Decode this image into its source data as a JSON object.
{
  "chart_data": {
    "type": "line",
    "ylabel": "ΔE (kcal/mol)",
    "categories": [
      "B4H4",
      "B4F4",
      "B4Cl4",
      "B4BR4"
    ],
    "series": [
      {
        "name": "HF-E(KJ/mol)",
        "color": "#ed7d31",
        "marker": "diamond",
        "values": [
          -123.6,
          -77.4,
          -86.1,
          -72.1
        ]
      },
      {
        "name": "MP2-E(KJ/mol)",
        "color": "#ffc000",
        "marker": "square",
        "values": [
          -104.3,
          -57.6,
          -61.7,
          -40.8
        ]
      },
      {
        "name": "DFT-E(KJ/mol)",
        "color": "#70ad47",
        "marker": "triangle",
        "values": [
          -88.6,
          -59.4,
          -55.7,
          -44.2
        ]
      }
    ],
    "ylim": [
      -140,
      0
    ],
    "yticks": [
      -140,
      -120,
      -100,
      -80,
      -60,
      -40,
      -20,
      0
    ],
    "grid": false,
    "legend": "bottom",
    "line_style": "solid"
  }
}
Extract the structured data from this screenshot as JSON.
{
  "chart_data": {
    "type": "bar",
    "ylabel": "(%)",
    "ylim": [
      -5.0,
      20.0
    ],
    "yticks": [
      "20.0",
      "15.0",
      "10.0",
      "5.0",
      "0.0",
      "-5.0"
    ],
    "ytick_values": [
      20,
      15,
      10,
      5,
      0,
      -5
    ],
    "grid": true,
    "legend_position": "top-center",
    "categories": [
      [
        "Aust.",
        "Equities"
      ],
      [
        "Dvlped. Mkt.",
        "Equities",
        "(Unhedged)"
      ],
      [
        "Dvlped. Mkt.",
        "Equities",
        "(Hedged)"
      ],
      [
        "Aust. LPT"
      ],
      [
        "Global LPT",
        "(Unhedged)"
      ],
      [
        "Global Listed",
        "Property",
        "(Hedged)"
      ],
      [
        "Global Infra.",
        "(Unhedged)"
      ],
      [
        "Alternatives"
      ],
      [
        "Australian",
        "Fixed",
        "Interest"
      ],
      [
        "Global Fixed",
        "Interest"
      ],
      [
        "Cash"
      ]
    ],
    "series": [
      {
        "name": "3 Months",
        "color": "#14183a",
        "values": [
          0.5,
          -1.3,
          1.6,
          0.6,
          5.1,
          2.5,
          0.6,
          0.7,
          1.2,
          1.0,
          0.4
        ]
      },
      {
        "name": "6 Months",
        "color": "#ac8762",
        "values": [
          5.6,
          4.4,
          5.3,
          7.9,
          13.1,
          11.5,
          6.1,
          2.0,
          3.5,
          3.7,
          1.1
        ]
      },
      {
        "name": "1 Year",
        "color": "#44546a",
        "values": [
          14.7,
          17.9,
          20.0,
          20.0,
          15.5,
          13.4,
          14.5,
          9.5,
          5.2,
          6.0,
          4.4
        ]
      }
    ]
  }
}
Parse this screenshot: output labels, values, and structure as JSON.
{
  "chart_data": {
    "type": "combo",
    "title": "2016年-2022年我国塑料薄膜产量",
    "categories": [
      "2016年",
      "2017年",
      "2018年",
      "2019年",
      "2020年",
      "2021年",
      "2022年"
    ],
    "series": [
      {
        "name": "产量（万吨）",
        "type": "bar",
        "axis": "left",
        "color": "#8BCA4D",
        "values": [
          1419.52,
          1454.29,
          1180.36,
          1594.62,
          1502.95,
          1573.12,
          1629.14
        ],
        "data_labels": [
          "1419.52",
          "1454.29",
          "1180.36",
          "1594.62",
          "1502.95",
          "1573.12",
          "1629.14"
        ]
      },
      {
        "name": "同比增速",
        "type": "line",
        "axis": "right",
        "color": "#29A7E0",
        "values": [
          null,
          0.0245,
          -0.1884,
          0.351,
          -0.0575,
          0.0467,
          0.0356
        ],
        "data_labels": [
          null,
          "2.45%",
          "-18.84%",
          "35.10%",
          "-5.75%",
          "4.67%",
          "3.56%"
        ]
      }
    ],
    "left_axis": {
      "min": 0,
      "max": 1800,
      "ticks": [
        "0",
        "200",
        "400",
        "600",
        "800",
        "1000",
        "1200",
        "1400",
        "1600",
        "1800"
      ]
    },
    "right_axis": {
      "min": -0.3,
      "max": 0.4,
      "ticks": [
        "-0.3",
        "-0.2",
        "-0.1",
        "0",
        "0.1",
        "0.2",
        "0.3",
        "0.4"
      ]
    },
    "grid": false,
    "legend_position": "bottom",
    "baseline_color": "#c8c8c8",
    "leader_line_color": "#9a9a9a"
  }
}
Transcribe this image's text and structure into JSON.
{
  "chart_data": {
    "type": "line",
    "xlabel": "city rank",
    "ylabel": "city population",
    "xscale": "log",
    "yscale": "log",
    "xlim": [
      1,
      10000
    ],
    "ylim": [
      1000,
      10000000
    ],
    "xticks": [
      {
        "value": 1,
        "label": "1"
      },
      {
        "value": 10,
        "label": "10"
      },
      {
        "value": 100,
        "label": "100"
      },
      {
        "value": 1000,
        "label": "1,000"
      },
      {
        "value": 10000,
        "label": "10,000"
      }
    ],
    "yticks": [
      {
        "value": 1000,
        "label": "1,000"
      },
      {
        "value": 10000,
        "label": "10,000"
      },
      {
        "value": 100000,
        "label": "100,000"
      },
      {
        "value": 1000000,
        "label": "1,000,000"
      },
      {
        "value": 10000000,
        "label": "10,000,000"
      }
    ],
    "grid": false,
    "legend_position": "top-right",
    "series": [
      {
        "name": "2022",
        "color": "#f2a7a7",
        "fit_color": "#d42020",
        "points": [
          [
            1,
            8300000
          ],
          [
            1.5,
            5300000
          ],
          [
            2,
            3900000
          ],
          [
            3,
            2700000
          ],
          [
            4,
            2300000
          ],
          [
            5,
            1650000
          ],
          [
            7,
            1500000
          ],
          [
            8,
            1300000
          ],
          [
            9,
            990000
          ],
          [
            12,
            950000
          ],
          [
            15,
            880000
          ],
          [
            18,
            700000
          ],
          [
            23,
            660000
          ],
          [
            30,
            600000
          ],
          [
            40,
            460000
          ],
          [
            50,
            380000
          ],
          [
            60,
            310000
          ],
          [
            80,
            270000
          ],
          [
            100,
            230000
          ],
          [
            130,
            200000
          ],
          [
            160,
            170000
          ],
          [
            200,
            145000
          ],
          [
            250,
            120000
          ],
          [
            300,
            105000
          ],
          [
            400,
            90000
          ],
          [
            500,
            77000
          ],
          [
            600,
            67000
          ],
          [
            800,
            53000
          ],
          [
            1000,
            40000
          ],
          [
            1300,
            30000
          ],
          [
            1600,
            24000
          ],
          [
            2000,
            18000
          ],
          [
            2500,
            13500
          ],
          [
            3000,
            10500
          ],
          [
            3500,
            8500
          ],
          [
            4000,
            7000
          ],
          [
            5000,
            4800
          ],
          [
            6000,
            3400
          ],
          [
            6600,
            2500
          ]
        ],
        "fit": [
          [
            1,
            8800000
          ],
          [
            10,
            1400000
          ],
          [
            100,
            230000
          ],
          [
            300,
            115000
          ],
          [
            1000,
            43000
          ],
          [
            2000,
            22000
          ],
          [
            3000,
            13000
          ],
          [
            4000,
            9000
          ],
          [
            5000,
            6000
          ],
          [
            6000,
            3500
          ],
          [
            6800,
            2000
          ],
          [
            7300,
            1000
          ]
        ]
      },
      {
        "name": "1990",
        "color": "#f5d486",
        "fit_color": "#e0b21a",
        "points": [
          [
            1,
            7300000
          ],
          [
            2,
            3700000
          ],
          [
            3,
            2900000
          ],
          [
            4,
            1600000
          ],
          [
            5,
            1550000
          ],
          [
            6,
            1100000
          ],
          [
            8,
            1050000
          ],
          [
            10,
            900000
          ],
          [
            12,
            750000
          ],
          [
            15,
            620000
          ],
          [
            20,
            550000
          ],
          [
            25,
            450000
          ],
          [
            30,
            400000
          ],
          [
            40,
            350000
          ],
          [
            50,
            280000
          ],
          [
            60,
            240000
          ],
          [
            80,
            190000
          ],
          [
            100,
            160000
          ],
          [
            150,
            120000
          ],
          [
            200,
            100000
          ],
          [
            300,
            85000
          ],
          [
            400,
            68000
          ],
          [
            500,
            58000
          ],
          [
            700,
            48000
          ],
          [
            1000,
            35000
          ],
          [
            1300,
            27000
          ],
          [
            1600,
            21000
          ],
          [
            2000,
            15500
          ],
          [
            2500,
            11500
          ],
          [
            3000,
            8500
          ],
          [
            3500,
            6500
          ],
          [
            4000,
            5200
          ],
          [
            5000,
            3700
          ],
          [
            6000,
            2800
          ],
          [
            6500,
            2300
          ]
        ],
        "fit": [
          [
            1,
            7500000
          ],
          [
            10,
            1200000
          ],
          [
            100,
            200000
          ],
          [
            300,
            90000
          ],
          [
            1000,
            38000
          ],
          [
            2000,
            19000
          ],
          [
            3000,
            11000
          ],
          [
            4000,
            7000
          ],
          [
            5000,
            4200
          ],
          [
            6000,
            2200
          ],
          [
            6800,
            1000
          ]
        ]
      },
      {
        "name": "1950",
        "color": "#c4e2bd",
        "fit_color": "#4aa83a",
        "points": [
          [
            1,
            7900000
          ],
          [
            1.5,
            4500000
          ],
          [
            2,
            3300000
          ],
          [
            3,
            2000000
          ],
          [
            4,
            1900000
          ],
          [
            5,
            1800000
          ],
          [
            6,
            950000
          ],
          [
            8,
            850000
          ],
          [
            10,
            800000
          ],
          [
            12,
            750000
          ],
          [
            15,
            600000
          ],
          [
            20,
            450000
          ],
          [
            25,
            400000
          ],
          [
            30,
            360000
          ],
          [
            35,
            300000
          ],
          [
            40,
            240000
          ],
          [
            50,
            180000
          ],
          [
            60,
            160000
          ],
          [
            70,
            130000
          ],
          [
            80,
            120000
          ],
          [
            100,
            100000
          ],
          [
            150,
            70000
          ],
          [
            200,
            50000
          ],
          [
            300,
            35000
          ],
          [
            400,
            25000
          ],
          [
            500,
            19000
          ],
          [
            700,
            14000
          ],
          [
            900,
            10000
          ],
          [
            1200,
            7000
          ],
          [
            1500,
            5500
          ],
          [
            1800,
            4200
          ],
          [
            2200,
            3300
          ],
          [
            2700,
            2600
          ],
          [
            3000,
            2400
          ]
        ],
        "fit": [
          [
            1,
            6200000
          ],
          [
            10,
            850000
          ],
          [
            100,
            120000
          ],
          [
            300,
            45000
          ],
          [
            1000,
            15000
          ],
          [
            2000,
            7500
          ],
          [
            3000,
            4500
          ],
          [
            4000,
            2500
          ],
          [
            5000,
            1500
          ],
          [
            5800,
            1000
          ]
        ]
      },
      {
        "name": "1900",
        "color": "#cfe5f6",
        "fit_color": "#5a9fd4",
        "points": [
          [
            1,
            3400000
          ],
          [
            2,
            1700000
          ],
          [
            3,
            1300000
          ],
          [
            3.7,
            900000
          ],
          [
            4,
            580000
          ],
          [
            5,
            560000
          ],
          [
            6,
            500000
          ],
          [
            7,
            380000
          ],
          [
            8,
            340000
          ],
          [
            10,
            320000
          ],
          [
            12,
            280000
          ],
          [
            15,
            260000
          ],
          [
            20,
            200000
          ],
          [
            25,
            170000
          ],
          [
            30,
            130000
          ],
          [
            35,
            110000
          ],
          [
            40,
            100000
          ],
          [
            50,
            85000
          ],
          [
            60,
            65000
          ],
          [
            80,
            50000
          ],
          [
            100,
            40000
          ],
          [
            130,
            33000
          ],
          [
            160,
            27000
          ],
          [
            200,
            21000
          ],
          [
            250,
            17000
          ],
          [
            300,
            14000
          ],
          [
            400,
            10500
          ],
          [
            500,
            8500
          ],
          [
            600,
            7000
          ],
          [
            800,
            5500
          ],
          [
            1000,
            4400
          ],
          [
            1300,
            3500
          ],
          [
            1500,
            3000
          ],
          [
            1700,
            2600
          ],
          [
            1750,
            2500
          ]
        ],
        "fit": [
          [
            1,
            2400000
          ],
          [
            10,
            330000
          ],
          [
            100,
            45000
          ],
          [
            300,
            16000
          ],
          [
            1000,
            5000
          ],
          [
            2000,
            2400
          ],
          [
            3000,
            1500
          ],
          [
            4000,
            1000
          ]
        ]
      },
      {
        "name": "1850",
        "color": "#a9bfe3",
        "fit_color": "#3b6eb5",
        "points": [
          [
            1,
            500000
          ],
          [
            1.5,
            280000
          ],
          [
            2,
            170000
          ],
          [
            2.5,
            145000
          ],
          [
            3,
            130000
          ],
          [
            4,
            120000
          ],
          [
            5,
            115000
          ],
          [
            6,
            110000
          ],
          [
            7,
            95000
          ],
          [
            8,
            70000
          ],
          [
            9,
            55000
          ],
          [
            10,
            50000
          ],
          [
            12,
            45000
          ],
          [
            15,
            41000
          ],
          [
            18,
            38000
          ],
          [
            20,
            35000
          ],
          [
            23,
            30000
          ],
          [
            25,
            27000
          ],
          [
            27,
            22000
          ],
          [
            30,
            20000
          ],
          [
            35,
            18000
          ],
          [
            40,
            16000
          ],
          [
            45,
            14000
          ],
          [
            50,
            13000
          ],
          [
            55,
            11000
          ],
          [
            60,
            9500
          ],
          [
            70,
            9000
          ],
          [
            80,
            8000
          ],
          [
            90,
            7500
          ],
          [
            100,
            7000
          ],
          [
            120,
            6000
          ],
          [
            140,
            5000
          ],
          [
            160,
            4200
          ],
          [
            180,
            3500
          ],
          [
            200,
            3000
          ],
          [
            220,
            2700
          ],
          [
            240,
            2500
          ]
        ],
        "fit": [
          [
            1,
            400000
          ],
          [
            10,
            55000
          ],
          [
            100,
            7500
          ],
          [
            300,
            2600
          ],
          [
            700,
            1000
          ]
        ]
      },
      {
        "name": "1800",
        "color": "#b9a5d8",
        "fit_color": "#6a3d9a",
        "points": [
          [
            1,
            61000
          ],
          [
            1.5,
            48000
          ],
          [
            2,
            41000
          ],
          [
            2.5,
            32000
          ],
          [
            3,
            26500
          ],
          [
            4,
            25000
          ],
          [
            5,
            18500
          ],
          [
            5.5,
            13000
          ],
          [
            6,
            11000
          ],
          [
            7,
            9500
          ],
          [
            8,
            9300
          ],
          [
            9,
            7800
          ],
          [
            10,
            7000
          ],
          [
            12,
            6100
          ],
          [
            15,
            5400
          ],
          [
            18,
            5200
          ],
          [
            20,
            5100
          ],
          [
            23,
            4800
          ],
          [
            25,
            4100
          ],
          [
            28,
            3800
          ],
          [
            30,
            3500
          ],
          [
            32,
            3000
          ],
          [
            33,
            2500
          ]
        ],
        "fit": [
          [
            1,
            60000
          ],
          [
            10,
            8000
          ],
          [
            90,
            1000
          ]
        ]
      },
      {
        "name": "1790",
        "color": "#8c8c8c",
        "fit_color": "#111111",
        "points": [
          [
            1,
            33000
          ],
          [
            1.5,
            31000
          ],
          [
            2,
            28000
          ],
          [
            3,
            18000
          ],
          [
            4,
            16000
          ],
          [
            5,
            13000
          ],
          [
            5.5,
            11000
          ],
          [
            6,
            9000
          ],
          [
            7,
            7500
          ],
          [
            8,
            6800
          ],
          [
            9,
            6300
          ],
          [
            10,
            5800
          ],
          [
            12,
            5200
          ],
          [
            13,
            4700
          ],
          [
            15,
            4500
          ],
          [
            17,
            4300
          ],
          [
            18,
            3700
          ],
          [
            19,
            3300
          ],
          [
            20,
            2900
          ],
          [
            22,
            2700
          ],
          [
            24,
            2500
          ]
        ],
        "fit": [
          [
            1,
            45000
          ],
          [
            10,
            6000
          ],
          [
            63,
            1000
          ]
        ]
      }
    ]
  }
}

§

Set exercise: Scan the listing above. Collect all lines with the word "ylabel".

Response to the task:
    "ylabel": "ΔE (kcal/mol)",
    "ylabel": "(%)",
    "ylabel": "city population",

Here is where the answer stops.